[What to work on]
Skip every image and restate the data word for word.

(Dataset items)
★ ★ ★ ★ ★
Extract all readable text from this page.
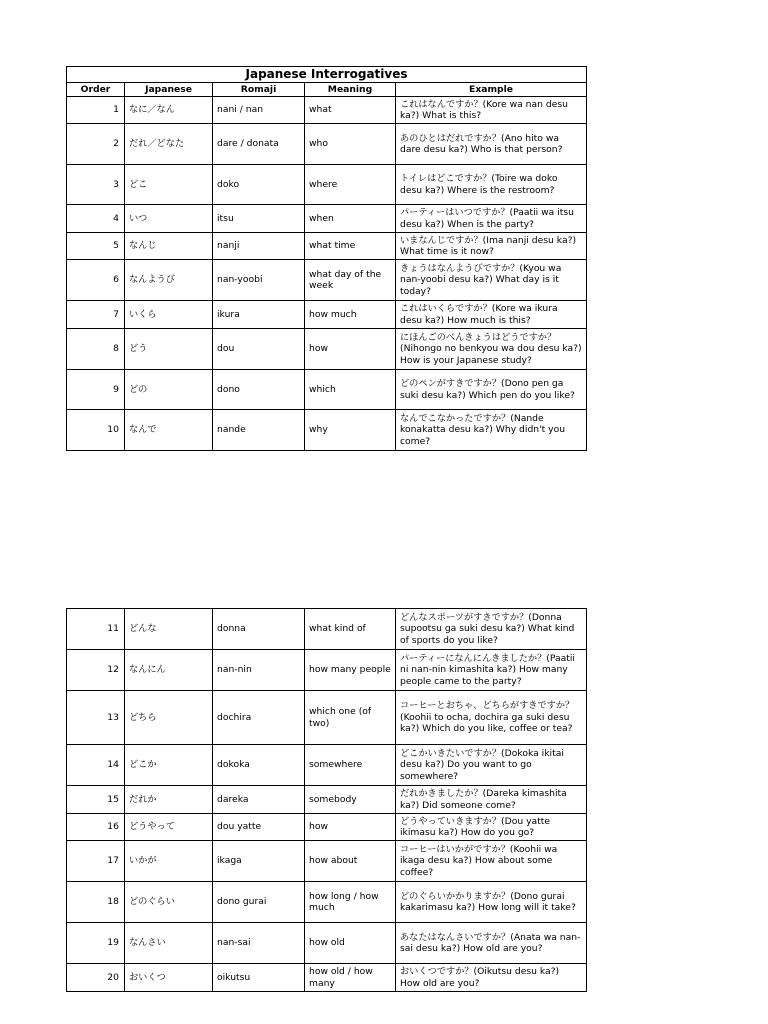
Japanese Interrogatives				
Order	Japanese	Romaji	Meaning	Example
1	なに／なん	nani / nan	what	これはなんですか？(Kore wa nan desu ka?) What is this?
2	だれ／どなた	dare / donata	who	あのひとはだれですか？(Ano hito wa dare desu ka?) Who is that person?
3	どこ	doko	where	トイレはどこですか？(Toire wa doko desu ka?) Where is the restroom?
4	いつ	itsu	when	パーティーはいつですか？(Paatii wa itsu desu ka?) When is the party?
5	なんじ	nanji	what time	いまなんじですか？(Ima nanji desu ka?) What time is it now?
6	なんようび	nan-yoobi	what day of the week	きょうはなんようびですか？(Kyou wa nan-yoobi desu ka?) What day is it today?
7	いくら	ikura	how much	これはいくらですか？(Kore wa ikura desu ka?) How much is this?
8	どう	dou	how	にほんごのべんきょうはどうですか？(Nihongo no benkyou wa dou desu ka?) How is your Japanese study?
9	どの	dono	which	どのペンがすきですか？(Dono pen ga suki desu ka?) Which pen do you like?
10	なんで	nande	why	なんでこなかったですか？(Nande konakatta desu ka?) Why didn't you come?
11	どんな	donna	what kind of	どんなスポーツがすきですか？(Donna supootsu ga suki desu ka?) What kind of sports do you like?
12	なんにん	nan-nin	how many people	パーティーになんにんきましたか？(Paatii ni nan-nin kimashita ka?) How many people came to the party?
13	どちら	dochira	which one (of two)	コーヒーとおちゃ、どちらがすきですか？(Koohii to ocha, dochira ga suki desu ka?) Which do you like, coffee or tea?
14	どこか	dokoka	somewhere	どこかいきたいですか？(Dokoka ikitai desu ka?) Do you want to go somewhere?
15	だれか	dareka	somebody	だれかきましたか？(Dareka kimashita ka?) Did someone come?
16	どうやって	dou yatte	how	どうやっていきますか？(Dou yatte ikimasu ka?) How do you go?
17	いかが	ikaga	how about	コーヒーはいかがですか？(Koohii wa ikaga desu ka?) How about some coffee?
18	どのぐらい	dono gurai	how long / how much	どのぐらいかかりますか？(Dono gurai kakarimasu ka?) How long will it take?
19	なんさい	nan-sai	how old	あなたはなんさいですか？(Anata wa nan-sai desu ka?) How old are you?
20	おいくつ	oikutsu	how old / how many	おいくつですか？(Oikutsu desu ka?) How old are you?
★ ★ ★ ★ ★
[Result of this exercise]
Extract all readable text from this page.
Japanese Interrogatives				
Order	Japanese	Romaji	Meaning	Example
1	なに／なん	nani / nan	what	これはなんですか？(Kore wa nan desu ka?) What is this?
2	だれ／どなた	dare / donata	who	あのひとはだれですか？(Ano hito wa dare desu ka?) Who is that person?
3	どこ	doko	where	トイレはどこですか？(Toire wa doko desu ka?) Where is the restroom?
4	いつ	itsu	when	パーティーはいつですか？(Paatii wa itsu desu ka?) When is the party?
5	なんじ	nanji	what time	いまなんじですか？(Ima nanji desu ka?) What time is it now?
6	なんようび	nan-yoobi	what day of the week	きょうはなんようびですか？(Kyou wa nan-yoobi desu ka?) What day is it today?
7	いくら	ikura	how much	これはいくらですか？(Kore wa ikura desu ka?) How much is this?
8	どう	dou	how	にほんごのべんきょうはどうですか？(Nihongo no benkyou wa dou desu ka?) How is your Japanese study?
9	どの	dono	which	どのペンがすきですか？(Dono pen ga suki desu ka?) Which pen do you like?
10	なんで	nande	why	なんでこなかったですか？(Nande konakatta desu ka?) Why didn't you come?
11	どんな	donna	what kind of	どんなスポーツがすきですか？(Donna supootsu ga suki desu ka?) What kind of sports do you like?
12	なんにん	nan-nin	how many people	パーティーになんにんきましたか？(Paatii ni nan-nin kimashita ka?) How many people came to the party?
13	どちら	dochira	which one (of two)	コーヒーとおちゃ、どちらがすきですか？(Koohii to ocha, dochira ga suki desu ka?) Which do you like, coffee or tea?
14	どこか	dokoka	somewhere	どこかいきたいですか？(Dokoka ikitai desu ka?) Do you want to go somewhere?
15	だれか	dareka	somebody	だれかきましたか？(Dareka kimashita ka?) Did someone come?
16	どうやって	dou yatte	how	どうやっていきますか？(Dou yatte ikimasu ka?) How do you go?
17	いかが	ikaga	how about	コーヒーはいかがですか？(Koohii wa ikaga desu ka?) How about some coffee?
18	どのぐらい	dono gurai	how long / how much	どのぐらいかかりますか？(Dono gurai kakarimasu ka?) How long will it take?
19	なんさい	nan-sai	how old	あなたはなんさいですか？(Anata wa nan-sai desu ka?) How old are you?
20	おいくつ	oikutsu	how old / how many	おいくつですか？(Oikutsu desu ka?) How old are you?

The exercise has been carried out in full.